■ WHAT THE TASK ASKS ■
Can you print every record below exactly as written?

■ PROVIDED ENTRIES ■
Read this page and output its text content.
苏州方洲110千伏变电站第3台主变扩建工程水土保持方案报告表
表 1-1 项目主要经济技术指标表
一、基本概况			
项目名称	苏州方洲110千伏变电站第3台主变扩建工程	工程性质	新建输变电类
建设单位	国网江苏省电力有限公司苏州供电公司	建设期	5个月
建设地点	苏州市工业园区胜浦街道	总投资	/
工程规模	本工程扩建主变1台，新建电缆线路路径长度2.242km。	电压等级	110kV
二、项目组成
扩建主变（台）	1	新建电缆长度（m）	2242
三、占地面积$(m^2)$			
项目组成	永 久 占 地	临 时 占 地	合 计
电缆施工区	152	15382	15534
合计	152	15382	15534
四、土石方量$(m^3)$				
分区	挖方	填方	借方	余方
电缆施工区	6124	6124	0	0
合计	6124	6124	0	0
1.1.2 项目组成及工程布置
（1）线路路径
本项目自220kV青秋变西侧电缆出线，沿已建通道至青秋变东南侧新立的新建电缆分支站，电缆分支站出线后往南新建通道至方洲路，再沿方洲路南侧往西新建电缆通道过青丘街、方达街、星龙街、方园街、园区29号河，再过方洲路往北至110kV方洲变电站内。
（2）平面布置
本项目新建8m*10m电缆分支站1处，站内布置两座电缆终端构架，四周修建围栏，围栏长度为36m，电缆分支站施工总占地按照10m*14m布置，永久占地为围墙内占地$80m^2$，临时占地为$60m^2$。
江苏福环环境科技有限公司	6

■ FULL RESPONSE ■
Read this page and output its text content.
苏州方洲110千伏变电站第3台主变扩建工程水土保持方案报告表
表 1-1 项目主要经济技术指标表
一、基本概况			
项目名称	苏州方洲110千伏变电站第3台主变扩建工程	工程性质	新建输变电类
建设单位	国网江苏省电力有限公司苏州供电公司	建设期	5个月
建设地点	苏州市工业园区胜浦街道	总投资	/
工程规模	本工程扩建主变1台，新建电缆线路路径长度2.242km。	电压等级	110kV
二、项目组成
扩建主变（台）	1	新建电缆长度（m）	2242
三、占地面积$(m^2)$			
项目组成	永 久 占 地	临 时 占 地	合 计
电缆施工区	152	15382	15534
合计	152	15382	15534
四、土石方量$(m^3)$				
分区	挖方	填方	借方	余方
电缆施工区	6124	6124	0	0
合计	6124	6124	0	0
1.1.2 项目组成及工程布置
（1）线路路径
本项目自220kV青秋变西侧电缆出线，沿已建通道至青秋变东南侧新立的新建电缆分支站，电缆分支站出线后往南新建通道至方洲路，再沿方洲路南侧往西新建电缆通道过青丘街、方达街、星龙街、方园街、园区29号河，再过方洲路往北至110kV方洲变电站内。
（2）平面布置
本项目新建8m*10m电缆分支站1处，站内布置两座电缆终端构架，四周修建围栏，围栏长度为36m，电缆分支站施工总占地按照10m*14m布置，永久占地为围墙内占地$80m^2$，临时占地为$60m^2$。
江苏福环环境科技有限公司	6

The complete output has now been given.